-- start --
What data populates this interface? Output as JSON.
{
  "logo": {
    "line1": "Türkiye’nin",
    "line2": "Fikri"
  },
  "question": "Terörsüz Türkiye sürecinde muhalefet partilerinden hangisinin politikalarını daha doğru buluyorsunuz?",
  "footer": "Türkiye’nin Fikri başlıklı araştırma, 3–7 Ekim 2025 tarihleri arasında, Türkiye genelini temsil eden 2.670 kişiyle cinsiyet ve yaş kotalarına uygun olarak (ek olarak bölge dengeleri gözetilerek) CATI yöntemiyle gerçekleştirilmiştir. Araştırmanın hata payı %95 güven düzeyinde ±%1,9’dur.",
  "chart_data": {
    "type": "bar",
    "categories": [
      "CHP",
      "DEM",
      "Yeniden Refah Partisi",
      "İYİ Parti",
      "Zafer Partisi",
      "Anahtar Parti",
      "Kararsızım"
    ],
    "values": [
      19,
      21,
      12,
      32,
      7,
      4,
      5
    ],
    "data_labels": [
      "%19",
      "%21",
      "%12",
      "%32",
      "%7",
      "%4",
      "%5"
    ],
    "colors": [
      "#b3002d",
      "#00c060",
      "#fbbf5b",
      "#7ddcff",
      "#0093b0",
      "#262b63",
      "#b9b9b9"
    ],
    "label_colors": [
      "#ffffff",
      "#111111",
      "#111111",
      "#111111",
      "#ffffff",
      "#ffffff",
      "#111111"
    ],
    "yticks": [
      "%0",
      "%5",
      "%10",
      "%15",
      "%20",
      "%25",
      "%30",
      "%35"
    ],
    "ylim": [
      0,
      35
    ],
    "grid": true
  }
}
-- end --
The word "Fikri" may turn up on some lines of these records; say how many, with no other words.

:: TASK ANSWER ::
2